■ **The task**: Find the lines that hold the word "text" and return them.

— BEGIN Information supplied —

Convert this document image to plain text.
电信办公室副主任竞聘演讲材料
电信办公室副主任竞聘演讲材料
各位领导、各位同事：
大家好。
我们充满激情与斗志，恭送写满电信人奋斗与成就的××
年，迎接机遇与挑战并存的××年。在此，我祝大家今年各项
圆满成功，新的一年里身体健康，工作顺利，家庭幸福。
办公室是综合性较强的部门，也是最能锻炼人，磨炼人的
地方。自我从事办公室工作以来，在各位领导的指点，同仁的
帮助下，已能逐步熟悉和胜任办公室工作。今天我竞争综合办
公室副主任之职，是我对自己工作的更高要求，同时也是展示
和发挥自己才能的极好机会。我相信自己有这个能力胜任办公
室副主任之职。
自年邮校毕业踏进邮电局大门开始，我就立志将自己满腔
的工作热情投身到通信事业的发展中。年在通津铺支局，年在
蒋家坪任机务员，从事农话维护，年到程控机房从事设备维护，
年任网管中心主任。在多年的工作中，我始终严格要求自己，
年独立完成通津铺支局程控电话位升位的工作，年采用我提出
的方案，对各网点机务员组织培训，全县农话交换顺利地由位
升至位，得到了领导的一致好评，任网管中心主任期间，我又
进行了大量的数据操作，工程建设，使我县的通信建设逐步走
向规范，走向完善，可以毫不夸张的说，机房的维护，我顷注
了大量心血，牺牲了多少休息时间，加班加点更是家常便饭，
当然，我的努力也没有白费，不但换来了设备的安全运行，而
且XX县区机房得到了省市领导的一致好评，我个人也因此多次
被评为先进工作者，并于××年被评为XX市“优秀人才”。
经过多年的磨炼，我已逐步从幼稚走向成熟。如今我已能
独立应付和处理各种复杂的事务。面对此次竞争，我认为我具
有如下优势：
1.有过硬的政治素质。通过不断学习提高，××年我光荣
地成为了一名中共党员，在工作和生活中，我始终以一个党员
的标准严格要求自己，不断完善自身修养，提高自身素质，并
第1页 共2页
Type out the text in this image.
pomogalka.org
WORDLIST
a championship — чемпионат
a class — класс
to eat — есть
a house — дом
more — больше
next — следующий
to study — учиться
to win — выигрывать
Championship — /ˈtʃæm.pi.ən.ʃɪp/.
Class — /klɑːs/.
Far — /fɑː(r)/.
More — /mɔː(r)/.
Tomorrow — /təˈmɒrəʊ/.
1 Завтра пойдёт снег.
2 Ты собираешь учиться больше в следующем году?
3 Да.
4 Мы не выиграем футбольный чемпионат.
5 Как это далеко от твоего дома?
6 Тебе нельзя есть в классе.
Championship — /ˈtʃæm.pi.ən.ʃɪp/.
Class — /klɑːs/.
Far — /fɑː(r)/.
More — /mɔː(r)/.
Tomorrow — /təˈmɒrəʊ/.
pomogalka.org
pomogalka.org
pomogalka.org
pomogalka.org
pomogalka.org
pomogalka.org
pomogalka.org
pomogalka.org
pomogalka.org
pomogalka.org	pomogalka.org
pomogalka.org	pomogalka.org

— END Information supplied —

■ **Exercise response**:
Convert this document image to plain text.
Type out the text in this image.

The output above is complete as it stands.